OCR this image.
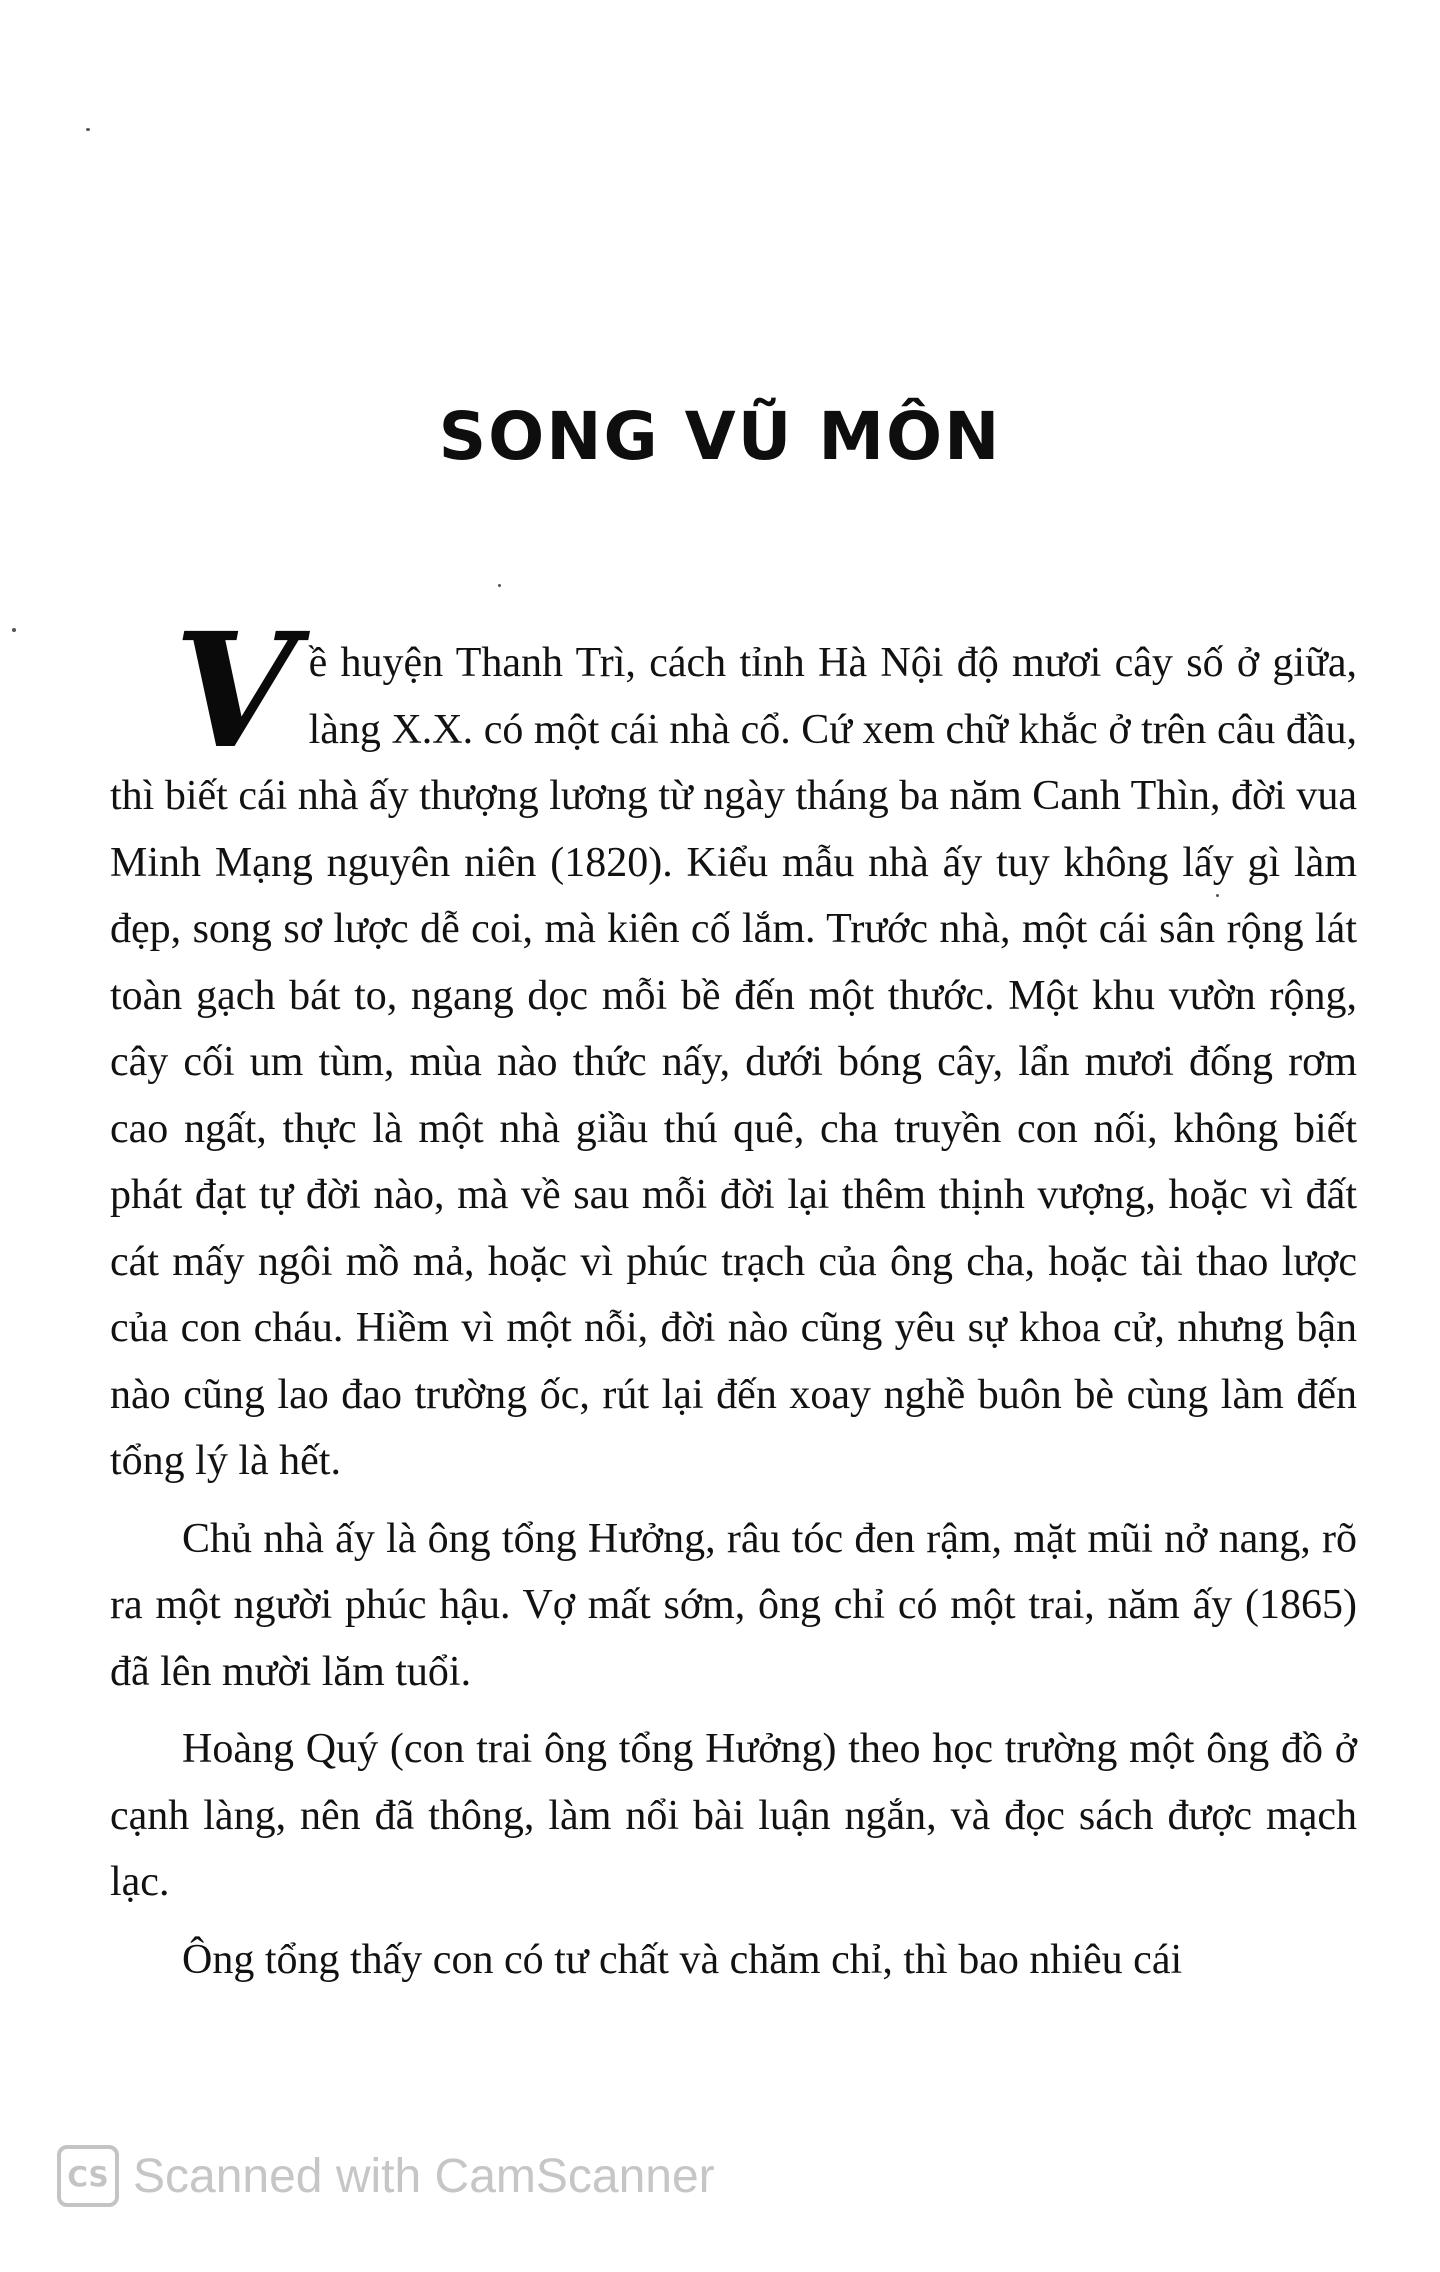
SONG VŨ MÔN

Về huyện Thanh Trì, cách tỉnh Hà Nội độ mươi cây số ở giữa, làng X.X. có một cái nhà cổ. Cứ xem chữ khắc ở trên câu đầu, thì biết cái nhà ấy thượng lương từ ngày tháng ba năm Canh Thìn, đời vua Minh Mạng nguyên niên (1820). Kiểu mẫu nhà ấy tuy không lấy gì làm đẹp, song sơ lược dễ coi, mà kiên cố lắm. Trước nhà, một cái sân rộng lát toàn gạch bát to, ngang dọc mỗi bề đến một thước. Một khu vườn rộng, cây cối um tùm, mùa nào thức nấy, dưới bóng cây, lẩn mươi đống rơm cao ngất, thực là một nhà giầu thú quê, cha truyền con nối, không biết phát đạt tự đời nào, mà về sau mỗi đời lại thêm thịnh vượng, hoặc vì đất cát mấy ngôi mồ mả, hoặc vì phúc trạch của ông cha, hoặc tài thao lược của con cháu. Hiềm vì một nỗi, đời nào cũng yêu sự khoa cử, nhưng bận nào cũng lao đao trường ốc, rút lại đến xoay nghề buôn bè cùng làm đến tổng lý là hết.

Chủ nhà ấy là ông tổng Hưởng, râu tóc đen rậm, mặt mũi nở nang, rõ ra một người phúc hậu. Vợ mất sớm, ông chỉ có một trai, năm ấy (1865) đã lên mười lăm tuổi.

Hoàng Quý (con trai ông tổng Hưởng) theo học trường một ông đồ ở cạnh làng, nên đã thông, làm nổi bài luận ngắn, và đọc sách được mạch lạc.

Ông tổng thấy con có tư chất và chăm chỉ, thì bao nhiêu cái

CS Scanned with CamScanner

· · ·

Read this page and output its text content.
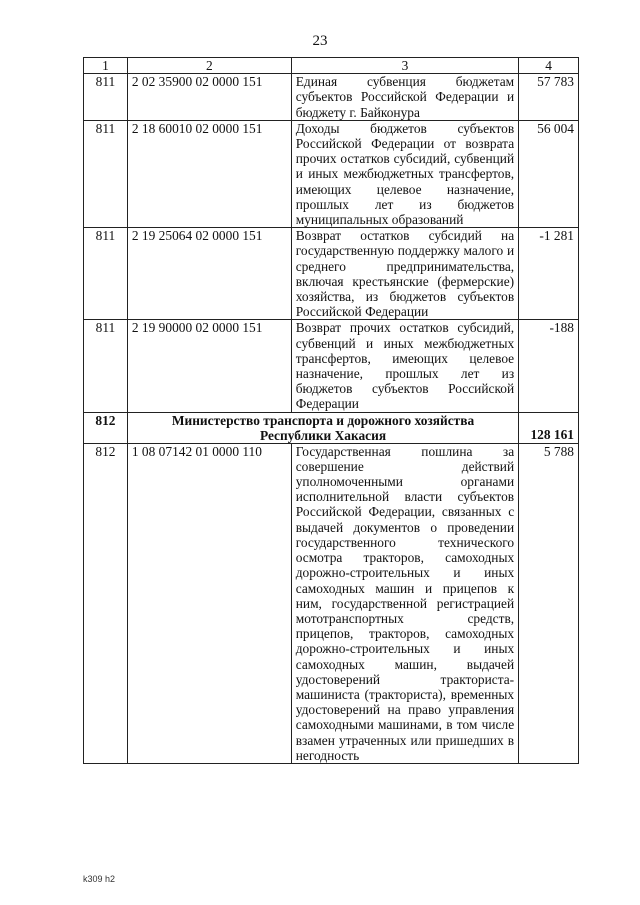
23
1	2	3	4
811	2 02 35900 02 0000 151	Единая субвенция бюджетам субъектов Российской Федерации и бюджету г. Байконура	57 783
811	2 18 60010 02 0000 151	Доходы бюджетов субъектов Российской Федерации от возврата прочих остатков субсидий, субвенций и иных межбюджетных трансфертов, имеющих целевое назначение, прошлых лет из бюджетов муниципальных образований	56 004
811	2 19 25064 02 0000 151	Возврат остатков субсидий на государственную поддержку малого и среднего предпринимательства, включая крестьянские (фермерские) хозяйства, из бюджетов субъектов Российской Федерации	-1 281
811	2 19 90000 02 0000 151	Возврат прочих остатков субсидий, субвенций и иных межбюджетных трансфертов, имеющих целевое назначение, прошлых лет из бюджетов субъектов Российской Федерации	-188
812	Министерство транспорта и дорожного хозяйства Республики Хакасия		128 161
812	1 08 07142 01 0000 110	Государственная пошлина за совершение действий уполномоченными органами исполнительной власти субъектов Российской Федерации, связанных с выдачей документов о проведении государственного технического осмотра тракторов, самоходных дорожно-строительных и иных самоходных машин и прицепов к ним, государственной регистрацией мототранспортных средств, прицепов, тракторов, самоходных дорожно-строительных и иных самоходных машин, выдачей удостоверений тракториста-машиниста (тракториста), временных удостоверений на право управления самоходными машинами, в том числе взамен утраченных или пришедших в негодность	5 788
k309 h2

· · ·

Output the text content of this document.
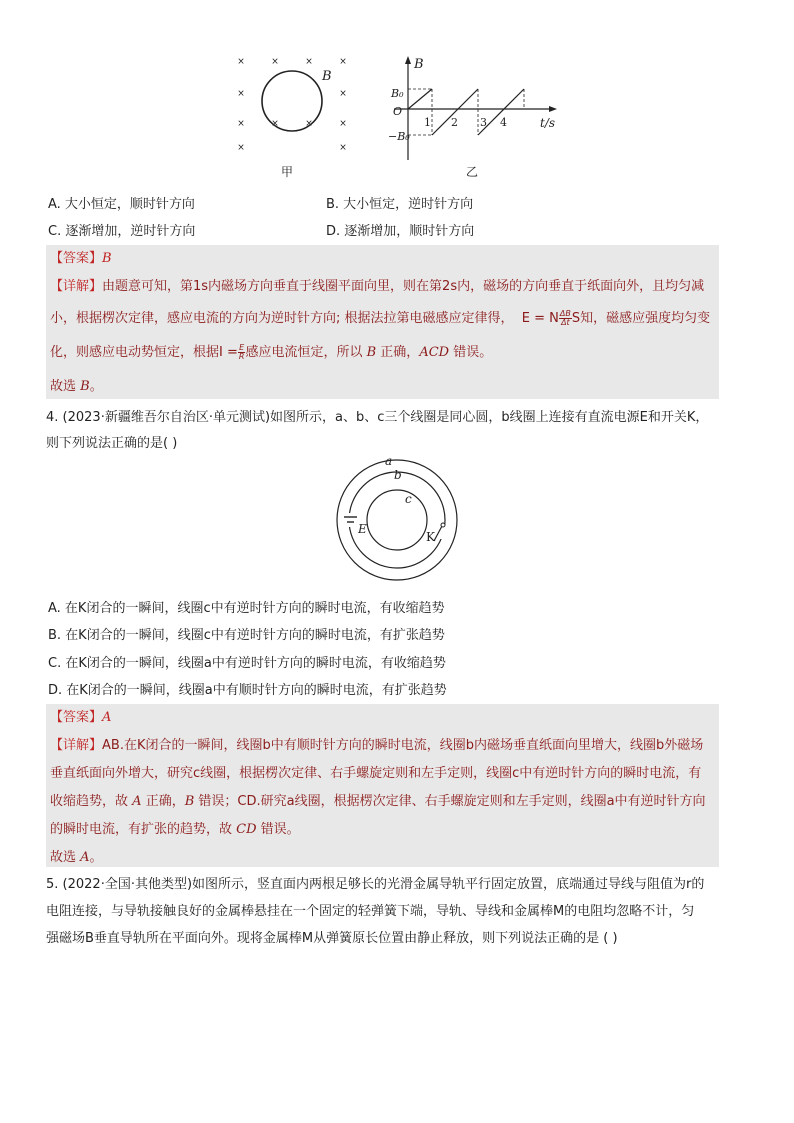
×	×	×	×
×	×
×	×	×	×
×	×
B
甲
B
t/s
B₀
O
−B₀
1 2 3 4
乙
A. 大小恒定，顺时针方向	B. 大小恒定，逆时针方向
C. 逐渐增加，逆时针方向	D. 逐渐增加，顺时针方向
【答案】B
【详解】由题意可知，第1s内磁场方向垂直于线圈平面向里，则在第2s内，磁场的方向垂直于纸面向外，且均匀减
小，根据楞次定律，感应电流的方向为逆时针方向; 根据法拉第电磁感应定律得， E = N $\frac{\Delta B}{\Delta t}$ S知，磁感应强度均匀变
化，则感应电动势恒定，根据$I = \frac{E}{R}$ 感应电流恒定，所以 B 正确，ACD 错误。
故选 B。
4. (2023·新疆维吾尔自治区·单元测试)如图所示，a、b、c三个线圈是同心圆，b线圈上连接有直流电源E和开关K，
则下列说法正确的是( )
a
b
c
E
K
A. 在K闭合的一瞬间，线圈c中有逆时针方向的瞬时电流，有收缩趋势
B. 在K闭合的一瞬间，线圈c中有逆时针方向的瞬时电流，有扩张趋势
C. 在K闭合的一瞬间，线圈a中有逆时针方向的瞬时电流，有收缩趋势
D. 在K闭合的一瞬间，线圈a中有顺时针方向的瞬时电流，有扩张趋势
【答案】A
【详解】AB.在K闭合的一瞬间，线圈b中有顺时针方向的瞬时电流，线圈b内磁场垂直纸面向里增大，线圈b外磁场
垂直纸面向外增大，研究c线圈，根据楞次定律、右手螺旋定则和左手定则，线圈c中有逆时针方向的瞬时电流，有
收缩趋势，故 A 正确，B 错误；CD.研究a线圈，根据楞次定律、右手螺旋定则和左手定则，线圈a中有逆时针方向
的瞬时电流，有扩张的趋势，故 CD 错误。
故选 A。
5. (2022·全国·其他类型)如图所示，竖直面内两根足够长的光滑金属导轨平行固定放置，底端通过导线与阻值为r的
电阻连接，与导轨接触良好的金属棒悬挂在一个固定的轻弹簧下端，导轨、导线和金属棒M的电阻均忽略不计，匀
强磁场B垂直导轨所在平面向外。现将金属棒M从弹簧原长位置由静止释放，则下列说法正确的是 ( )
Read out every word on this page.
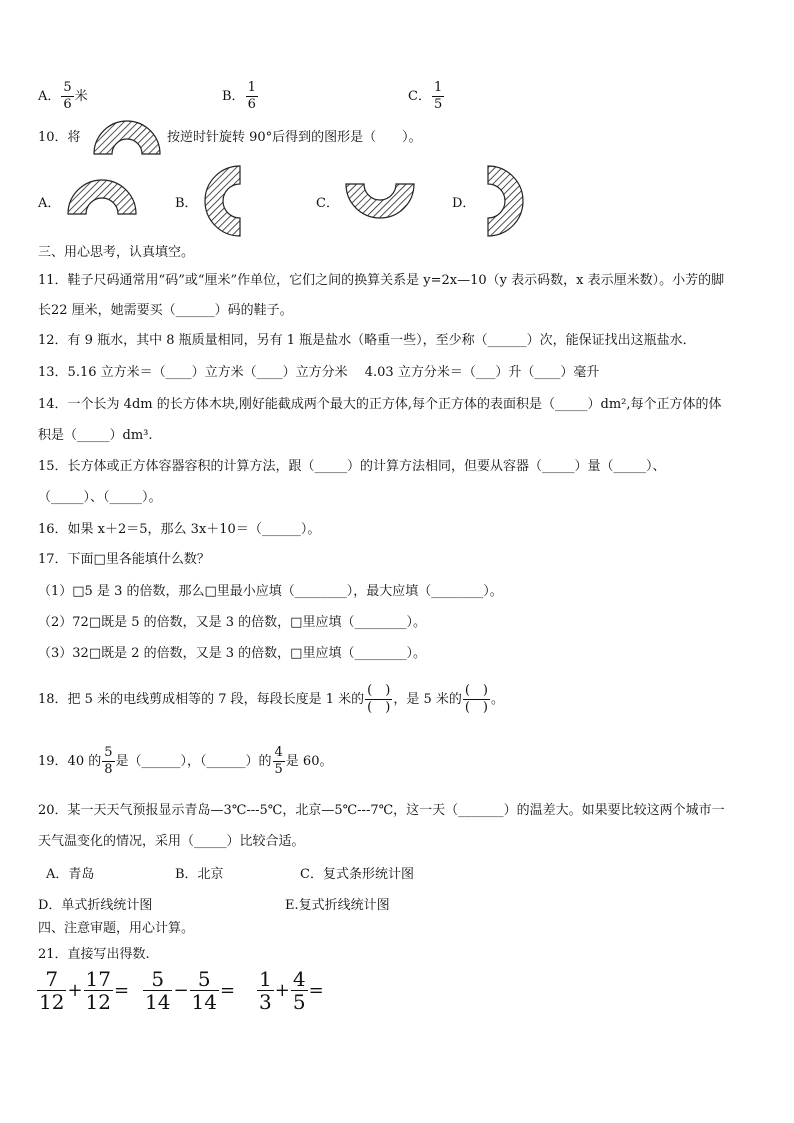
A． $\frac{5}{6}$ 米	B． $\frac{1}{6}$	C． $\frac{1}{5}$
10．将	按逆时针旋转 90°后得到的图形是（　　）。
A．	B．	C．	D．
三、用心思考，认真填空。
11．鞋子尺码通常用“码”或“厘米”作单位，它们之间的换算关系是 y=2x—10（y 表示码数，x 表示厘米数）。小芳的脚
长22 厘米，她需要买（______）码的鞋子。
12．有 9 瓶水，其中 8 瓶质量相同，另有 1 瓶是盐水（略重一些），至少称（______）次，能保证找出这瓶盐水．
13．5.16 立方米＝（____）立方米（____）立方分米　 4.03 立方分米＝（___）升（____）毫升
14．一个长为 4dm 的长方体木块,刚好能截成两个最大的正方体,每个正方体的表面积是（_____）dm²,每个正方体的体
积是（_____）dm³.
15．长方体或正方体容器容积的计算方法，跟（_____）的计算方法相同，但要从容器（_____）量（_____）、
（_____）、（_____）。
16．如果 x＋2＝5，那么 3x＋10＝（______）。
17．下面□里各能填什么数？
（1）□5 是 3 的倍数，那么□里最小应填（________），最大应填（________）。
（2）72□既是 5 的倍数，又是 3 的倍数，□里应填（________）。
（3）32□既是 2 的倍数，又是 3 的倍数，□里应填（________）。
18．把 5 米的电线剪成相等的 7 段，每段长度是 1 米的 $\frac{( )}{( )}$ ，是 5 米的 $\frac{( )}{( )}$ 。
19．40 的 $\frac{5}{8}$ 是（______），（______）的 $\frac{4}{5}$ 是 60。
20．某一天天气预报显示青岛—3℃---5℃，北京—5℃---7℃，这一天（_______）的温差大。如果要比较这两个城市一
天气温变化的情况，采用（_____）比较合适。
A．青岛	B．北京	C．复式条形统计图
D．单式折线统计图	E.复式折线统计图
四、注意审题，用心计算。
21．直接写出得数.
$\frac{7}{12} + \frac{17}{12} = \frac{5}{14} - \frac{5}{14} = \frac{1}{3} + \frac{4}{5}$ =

· · ·

Locate the word "frac" in the data above. Copy every line carrying it.

小，根据楞次定律，感应电流的方向为逆时针方向; 根据法拉第电磁感应定律得， E = N $\frac{\Delta B}{\Delta t}$ S知，磁感应强度均匀变
化，则感应电动势恒定，根据$I = \frac{E}{R}$ 感应电流恒定，所以 B 正确，ACD 错误。
A． $\frac{5}{6}$ 米	B． $\frac{1}{6}$	C． $\frac{1}{5}$
18．把 5 米的电线剪成相等的 7 段，每段长度是 1 米的 $\frac{( )}{( )}$ ，是 5 米的 $\frac{( )}{( )}$ 。
19．40 的 $\frac{5}{8}$ 是（______），（______）的 $\frac{4}{5}$ 是 60。
$\frac{7}{12} + \frac{17}{12} = \frac{5}{14} - \frac{5}{14} = \frac{1}{3} + \frac{4}{5}$ =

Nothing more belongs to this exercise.